# [Task description]
Give all of the material below as a Markdown table with the columns Row and Line, numbering each line and skipping blank lines. Leave the pictures out of the table.

════════

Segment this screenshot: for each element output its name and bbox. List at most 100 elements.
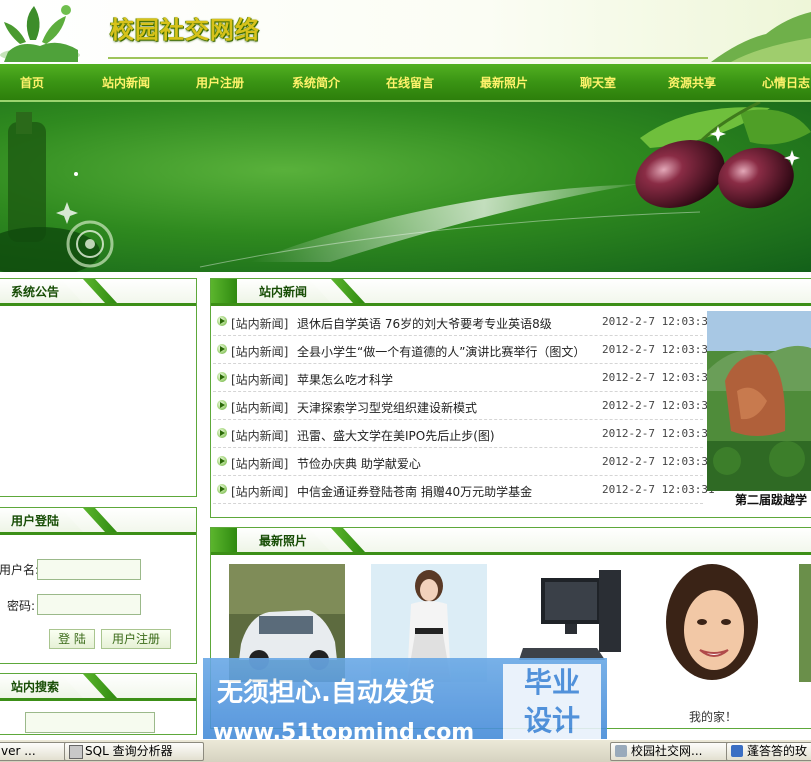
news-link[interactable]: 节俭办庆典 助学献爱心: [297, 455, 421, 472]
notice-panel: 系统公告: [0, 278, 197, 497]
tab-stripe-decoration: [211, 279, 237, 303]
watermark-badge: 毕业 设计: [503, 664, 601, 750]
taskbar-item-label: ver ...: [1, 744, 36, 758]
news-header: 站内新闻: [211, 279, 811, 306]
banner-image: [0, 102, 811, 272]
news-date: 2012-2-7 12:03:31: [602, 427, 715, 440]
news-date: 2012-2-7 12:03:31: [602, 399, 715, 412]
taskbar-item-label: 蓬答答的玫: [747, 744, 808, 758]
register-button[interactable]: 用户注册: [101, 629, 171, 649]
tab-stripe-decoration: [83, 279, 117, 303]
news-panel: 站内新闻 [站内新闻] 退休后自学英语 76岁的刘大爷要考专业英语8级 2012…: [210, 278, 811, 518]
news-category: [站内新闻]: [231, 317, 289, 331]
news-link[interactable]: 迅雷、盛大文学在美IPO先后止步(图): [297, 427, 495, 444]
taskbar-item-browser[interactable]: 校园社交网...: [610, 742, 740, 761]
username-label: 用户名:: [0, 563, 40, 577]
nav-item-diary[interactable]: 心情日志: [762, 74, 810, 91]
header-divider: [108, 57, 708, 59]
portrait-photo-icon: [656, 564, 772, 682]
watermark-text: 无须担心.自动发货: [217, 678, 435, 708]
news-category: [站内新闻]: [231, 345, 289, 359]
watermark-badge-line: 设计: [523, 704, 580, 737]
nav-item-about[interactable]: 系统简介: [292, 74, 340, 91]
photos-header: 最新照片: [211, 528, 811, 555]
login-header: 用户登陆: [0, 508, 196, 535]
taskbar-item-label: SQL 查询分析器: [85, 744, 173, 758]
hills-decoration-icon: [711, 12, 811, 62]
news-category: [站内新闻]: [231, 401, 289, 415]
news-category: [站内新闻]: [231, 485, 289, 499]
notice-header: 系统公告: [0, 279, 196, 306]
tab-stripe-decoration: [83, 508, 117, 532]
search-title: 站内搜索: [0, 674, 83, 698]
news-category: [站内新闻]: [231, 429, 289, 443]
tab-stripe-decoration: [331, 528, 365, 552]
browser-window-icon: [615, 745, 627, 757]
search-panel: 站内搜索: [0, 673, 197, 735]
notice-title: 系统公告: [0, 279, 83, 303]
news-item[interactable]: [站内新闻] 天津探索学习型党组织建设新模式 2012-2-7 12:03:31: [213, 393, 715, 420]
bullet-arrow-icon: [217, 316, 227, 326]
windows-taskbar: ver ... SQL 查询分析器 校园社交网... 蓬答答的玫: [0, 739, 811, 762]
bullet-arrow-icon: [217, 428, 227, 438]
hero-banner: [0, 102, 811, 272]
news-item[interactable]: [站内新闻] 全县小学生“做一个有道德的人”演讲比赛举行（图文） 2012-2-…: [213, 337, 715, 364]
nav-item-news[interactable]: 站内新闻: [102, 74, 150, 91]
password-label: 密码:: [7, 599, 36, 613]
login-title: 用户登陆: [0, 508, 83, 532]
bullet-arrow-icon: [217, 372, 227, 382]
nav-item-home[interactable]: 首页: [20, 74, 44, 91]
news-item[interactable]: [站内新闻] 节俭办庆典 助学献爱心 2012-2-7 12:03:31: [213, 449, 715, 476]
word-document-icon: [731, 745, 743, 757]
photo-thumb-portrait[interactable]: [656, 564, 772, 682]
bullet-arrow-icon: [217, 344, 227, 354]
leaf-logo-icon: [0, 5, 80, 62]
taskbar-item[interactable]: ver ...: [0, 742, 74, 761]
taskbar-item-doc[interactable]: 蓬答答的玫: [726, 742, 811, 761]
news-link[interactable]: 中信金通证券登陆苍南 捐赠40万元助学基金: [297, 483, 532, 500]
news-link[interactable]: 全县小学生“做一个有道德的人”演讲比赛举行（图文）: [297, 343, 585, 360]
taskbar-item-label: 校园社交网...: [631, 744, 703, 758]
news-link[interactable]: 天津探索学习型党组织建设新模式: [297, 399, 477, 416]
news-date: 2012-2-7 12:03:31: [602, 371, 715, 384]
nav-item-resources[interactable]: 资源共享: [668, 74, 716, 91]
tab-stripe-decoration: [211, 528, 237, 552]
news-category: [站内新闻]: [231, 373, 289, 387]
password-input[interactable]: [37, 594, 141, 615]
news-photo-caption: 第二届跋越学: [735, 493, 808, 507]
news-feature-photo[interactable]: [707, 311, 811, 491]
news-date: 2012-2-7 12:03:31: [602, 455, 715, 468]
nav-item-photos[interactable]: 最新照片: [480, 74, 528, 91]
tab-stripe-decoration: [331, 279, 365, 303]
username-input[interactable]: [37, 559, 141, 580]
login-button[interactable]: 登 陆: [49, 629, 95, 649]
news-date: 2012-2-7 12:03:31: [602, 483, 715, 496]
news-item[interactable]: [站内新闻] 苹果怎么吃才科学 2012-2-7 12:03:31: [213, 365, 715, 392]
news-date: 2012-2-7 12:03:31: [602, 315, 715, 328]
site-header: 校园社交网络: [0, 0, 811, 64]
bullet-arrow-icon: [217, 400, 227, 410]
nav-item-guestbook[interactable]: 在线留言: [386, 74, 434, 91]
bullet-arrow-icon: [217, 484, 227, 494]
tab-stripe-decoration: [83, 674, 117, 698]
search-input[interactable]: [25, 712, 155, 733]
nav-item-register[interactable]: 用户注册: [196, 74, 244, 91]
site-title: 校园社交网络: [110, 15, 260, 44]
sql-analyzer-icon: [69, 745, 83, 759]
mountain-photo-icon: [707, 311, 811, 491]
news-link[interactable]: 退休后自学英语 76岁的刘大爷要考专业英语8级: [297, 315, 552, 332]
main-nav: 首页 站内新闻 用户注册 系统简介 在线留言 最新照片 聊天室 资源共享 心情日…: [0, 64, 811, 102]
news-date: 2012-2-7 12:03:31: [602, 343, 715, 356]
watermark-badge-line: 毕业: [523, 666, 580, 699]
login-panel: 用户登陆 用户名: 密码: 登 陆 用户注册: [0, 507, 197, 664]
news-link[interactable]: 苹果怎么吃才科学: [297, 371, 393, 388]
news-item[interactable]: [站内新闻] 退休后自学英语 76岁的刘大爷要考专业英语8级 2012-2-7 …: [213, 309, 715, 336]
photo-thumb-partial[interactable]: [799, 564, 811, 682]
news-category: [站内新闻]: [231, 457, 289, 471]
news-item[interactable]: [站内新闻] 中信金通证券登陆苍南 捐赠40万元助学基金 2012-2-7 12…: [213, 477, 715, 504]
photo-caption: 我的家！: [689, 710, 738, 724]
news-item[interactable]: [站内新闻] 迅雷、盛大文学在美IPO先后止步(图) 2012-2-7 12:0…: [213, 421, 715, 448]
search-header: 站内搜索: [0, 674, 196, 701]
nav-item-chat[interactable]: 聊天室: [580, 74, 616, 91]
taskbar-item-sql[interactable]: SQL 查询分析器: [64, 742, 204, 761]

════════

# [Solution below]
| Row | Line |
|---|---|
| 1 | Segment this screenshot: for each element output its name and bbox. List at most 100 elements. |
| 2 | news-link[interactable]: 节俭办庆典 助学献爱心: [297, 455, 421, 472] |
| 3 | notice-panel: 系统公告: [0, 278, 197, 497] |
| 4 | tab-stripe-decoration: [211, 279, 237, 303] |
| 5 | watermark-badge: 毕业 设计: [503, 664, 601, 750] |
| 6 | taskbar-item-label: ver ...: [1, 744, 36, 758] |
| 7 | news-header: 站内新闻: [211, 279, 811, 306] |
| 8 | banner-image: [0, 102, 811, 272] |
| 9 | news-date: 2012-2-7 12:03:31: [602, 427, 715, 440] |
| 10 | news-date: 2012-2-7 12:03:31: [602, 399, 715, 412] |
| 11 | taskbar-item-label: 蓬答答的玫: [747, 744, 808, 758] |
| 12 | register-button[interactable]: 用户注册: [101, 629, 171, 649] |
| 13 | tab-stripe-decoration: [83, 279, 117, 303] |
| 14 | news-panel: 站内新闻 [站内新闻] 退休后自学英语 76岁的刘大爷要考专业英语8级 2012…: [210, 278, 811, 518] |
| 15 | news-category: [站内新闻]: [231, 317, 289, 331] |
| 16 | news-link[interactable]: 迅雷、盛大文学在美IPO先后止步(图): [297, 427, 495, 444] |
| 17 | taskbar-item-browser[interactable]: 校园社交网...: [610, 742, 740, 761] |
| 18 | username-label: 用户名:: [0, 563, 40, 577] |
| 19 | nav-item-diary[interactable]: 心情日志: [762, 74, 810, 91] |
| 20 | header-divider: [108, 57, 708, 59] |
| 21 | portrait-photo-icon: [656, 564, 772, 682] |
| 22 | watermark-text: 无须担心.自动发货: [217, 678, 435, 708] |
| 23 | news-category: [站内新闻]: [231, 345, 289, 359] |
| 24 | watermark-badge-line: 设计: [523, 704, 580, 737] |
| 25 | nav-item-about[interactable]: 系统简介: [292, 74, 340, 91] |
| 26 | photos-header: 最新照片: [211, 528, 811, 555] |
| 27 | login-header: 用户登陆: [0, 508, 196, 535] |
| 28 | taskbar-item-label: SQL 查询分析器: [85, 744, 173, 758] |
| 29 | hills-decoration-icon: [711, 12, 811, 62] |
| 30 | news-category: [站内新闻]: [231, 401, 289, 415] |
| 31 | news-category: [站内新闻]: [231, 485, 289, 499] |
| 32 | notice-header: 系统公告: [0, 279, 196, 306] |
| 33 | tab-stripe-decoration: [83, 508, 117, 532] |
| 34 | search-title: 站内搜索: [0, 674, 83, 698] |
| 35 | news-category: [站内新闻]: [231, 429, 289, 443] |
| 36 | tab-stripe-decoration: [331, 528, 365, 552] |
| 37 | browser-window-icon: [615, 745, 627, 757] |
| 38 | search-panel: 站内搜索: [0, 673, 197, 735] |
| 39 | notice-title: 系统公告: [0, 279, 83, 303] |
| 40 | news-item[interactable]: [站内新闻] 天津探索学习型党组织建设新模式 2012-2-7 12:03:31: [213, 393, 715, 420] |
| 41 | bullet-arrow-icon: [217, 316, 227, 326] |
| 42 | windows-taskbar: ver ... SQL 查询分析器 校园社交网... 蓬答答的玫: [0, 739, 811, 762] |
| 43 | bullet-arrow-icon: [217, 428, 227, 438] |
| 44 | hero-banner: [0, 102, 811, 272] |
| 45 | news-item[interactable]: [站内新闻] 全县小学生“做一个有道德的人”演讲比赛举行（图文） 2012-2-…: [213, 337, 715, 364] |
| 46 | nav-item-news[interactable]: 站内新闻: [102, 74, 150, 91] |
| 47 | password-label: 密码:: [7, 599, 36, 613] |
| 48 | login-title: 用户登陆: [0, 508, 83, 532] |
| 49 | bullet-arrow-icon: [217, 372, 227, 382] |
| 50 | nav-item-home[interactable]: 首页: [20, 74, 44, 91] |
| 51 | news-item[interactable]: [站内新闻] 节俭办庆典 助学献爱心 2012-2-7 12:03:31: [213, 449, 715, 476] |
| 52 | word-document-icon: [731, 745, 743, 757] |
| 53 | photo-thumb-portrait[interactable]: [656, 564, 772, 682] |
| 54 | bullet-arrow-icon: [217, 344, 227, 354] |
| 55 | leaf-logo-icon: [0, 5, 80, 62] |
| 56 | taskbar-item[interactable]: ver ...: [0, 742, 74, 761] |
| 57 | taskbar-item-doc[interactable]: 蓬答答的玫: [726, 742, 811, 761] |
| 58 | news-link[interactable]: 中信金通证券登陆苍南 捐赠40万元助学基金: [297, 483, 532, 500] |
| 59 | news-link[interactable]: 全县小学生“做一个有道德的人”演讲比赛举行（图文）: [297, 343, 585, 360] |
| 60 | taskbar-item-label: 校园社交网...: [631, 744, 703, 758] |
| 61 | news-link[interactable]: 天津探索学习型党组织建设新模式: [297, 399, 477, 416] |
| 62 | news-date: 2012-2-7 12:03:31: [602, 371, 715, 384] |
| 63 | nav-item-resources[interactable]: 资源共享: [668, 74, 716, 91] |
| 64 | tab-stripe-decoration: [211, 528, 237, 552] |
| 65 | news-category: [站内新闻]: [231, 373, 289, 387] |
| 66 | password-input[interactable]: [37, 594, 141, 615] |
| 67 | news-photo-caption: 第二届跋越学: [735, 493, 808, 507] |
| 68 | news-feature-photo[interactable]: [707, 311, 811, 491] |
| 69 | news-date: 2012-2-7 12:03:31: [602, 455, 715, 468] |
| 70 | nav-item-photos[interactable]: 最新照片: [480, 74, 528, 91] |
| 71 | tab-stripe-decoration: [331, 279, 365, 303] |
| 72 | username-input[interactable]: [37, 559, 141, 580] |
| 73 | login-button[interactable]: 登 陆: [49, 629, 95, 649] |
| 74 | news-date: 2012-2-7 12:03:31: [602, 483, 715, 496] |
| 75 | news-item[interactable]: [站内新闻] 苹果怎么吃才科学 2012-2-7 12:03:31: [213, 365, 715, 392] |
| 76 | news-date: 2012-2-7 12:03:31: [602, 315, 715, 328] |
| 77 | site-header: 校园社交网络: [0, 0, 811, 64] |
| 78 | bullet-arrow-icon: [217, 400, 227, 410] |
| 79 | nav-item-guestbook[interactable]: 在线留言: [386, 74, 434, 91] |
| 80 | bullet-arrow-icon: [217, 484, 227, 494] |
| 81 | tab-stripe-decoration: [83, 674, 117, 698] |
| 82 | search-input[interactable]: [25, 712, 155, 733] |
| 83 | nav-item-register[interactable]: 用户注册: [196, 74, 244, 91] |
| 84 | site-title: 校园社交网络: [110, 15, 260, 44] |
| 85 | sql-analyzer-icon: [69, 745, 83, 759] |
| 86 | mountain-photo-icon: [707, 311, 811, 491] |
| 87 | news-link[interactable]: 退休后自学英语 76岁的刘大爷要考专业英语8级: [297, 315, 552, 332] |
| 88 | main-nav: 首页 站内新闻 用户注册 系统简介 在线留言 最新照片 聊天室 资源共享 心情日…: [0, 64, 811, 102] |
| 89 | news-date: 2012-2-7 12:03:31: [602, 343, 715, 356] |
| 90 | watermark-badge-line: 毕业: [523, 666, 580, 699] |
| 91 | login-panel: 用户登陆 用户名: 密码: 登 陆 用户注册: [0, 507, 197, 664] |
| 92 | news-link[interactable]: 苹果怎么吃才科学: [297, 371, 393, 388] |
| 93 | news-item[interactable]: [站内新闻] 退休后自学英语 76岁的刘大爷要考专业英语8级 2012-2-7 …: [213, 309, 715, 336] |
| 94 | photo-thumb-partial[interactable]: [799, 564, 811, 682] |
| 95 | news-category: [站内新闻]: [231, 457, 289, 471] |
| 96 | news-item[interactable]: [站内新闻] 中信金通证券登陆苍南 捐赠40万元助学基金 2012-2-7 12…: [213, 477, 715, 504] |
| 97 | photo-caption: 我的家！: [689, 710, 738, 724] |
| 98 | news-item[interactable]: [站内新闻] 迅雷、盛大文学在美IPO先后止步(图) 2012-2-7 12:0…: [213, 421, 715, 448] |
| 99 | search-header: 站内搜索: [0, 674, 196, 701] |
| 100 | nav-item-chat[interactable]: 聊天室: [580, 74, 616, 91] |
| 101 | taskbar-item-sql[interactable]: SQL 查询分析器: [64, 742, 204, 761] |